## What is asked
Write out every entry exactly as it appears.

------

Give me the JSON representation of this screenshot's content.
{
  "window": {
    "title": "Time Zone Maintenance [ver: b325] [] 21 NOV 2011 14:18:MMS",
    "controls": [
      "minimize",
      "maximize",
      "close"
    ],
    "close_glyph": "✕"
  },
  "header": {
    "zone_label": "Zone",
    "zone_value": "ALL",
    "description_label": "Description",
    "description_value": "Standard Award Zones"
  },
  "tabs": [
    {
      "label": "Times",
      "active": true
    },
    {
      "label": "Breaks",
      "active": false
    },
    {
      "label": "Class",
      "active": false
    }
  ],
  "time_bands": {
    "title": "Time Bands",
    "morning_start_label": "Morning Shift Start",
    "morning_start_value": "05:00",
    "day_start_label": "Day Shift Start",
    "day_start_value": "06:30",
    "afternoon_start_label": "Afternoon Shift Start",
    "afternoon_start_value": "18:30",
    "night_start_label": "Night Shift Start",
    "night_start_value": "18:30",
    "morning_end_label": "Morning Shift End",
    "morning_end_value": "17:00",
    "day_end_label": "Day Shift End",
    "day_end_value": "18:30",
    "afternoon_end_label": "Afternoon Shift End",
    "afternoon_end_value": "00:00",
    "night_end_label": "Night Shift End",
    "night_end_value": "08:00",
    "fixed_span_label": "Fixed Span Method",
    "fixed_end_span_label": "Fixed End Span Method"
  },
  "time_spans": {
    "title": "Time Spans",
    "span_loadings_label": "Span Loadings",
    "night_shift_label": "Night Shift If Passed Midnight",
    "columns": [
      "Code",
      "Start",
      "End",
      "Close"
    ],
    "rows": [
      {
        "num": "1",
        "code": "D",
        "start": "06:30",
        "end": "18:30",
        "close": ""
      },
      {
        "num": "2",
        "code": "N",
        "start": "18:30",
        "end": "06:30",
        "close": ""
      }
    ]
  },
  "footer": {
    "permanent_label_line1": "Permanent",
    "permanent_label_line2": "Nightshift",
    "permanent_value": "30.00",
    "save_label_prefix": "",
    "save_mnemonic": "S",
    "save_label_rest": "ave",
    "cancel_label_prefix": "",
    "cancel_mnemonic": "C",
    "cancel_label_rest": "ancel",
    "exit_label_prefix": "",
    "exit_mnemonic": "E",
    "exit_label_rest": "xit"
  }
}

------

## Worked answer
Give me the JSON representation of this screenshot's content.
{
  "window": {
    "title": "Time Zone Maintenance [ver: b325] [] 21 NOV 2011 14:18:MMS",
    "controls": [
      "minimize",
      "maximize",
      "close"
    ],
    "close_glyph": "✕"
  },
  "header": {
    "zone_label": "Zone",
    "zone_value": "ALL",
    "description_label": "Description",
    "description_value": "Standard Award Zones"
  },
  "tabs": [
    {
      "label": "Times",
      "active": true
    },
    {
      "label": "Breaks",
      "active": false
    },
    {
      "label": "Class",
      "active": false
    }
  ],
  "time_bands": {
    "title": "Time Bands",
    "morning_start_label": "Morning Shift Start",
    "morning_start_value": "05:00",
    "day_start_label": "Day Shift Start",
    "day_start_value": "06:30",
    "afternoon_start_label": "Afternoon Shift Start",
    "afternoon_start_value": "18:30",
    "night_start_label": "Night Shift Start",
    "night_start_value": "18:30",
    "morning_end_label": "Morning Shift End",
    "morning_end_value": "17:00",
    "day_end_label": "Day Shift End",
    "day_end_value": "18:30",
    "afternoon_end_label": "Afternoon Shift End",
    "afternoon_end_value": "00:00",
    "night_end_label": "Night Shift End",
    "night_end_value": "08:00",
    "fixed_span_label": "Fixed Span Method",
    "fixed_end_span_label": "Fixed End Span Method"
  },
  "time_spans": {
    "title": "Time Spans",
    "span_loadings_label": "Span Loadings",
    "night_shift_label": "Night Shift If Passed Midnight",
    "columns": [
      "Code",
      "Start",
      "End",
      "Close"
    ],
    "rows": [
      {
        "num": "1",
        "code": "D",
        "start": "06:30",
        "end": "18:30",
        "close": ""
      },
      {
        "num": "2",
        "code": "N",
        "start": "18:30",
        "end": "06:30",
        "close": ""
      }
    ]
  },
  "footer": {
    "permanent_label_line1": "Permanent",
    "permanent_label_line2": "Nightshift",
    "permanent_value": "30.00",
    "save_label_prefix": "",
    "save_mnemonic": "S",
    "save_label_rest": "ave",
    "cancel_label_prefix": "",
    "cancel_mnemonic": "C",
    "cancel_label_rest": "ancel",
    "exit_label_prefix": "",
    "exit_mnemonic": "E",
    "exit_label_rest": "xit"
  }
}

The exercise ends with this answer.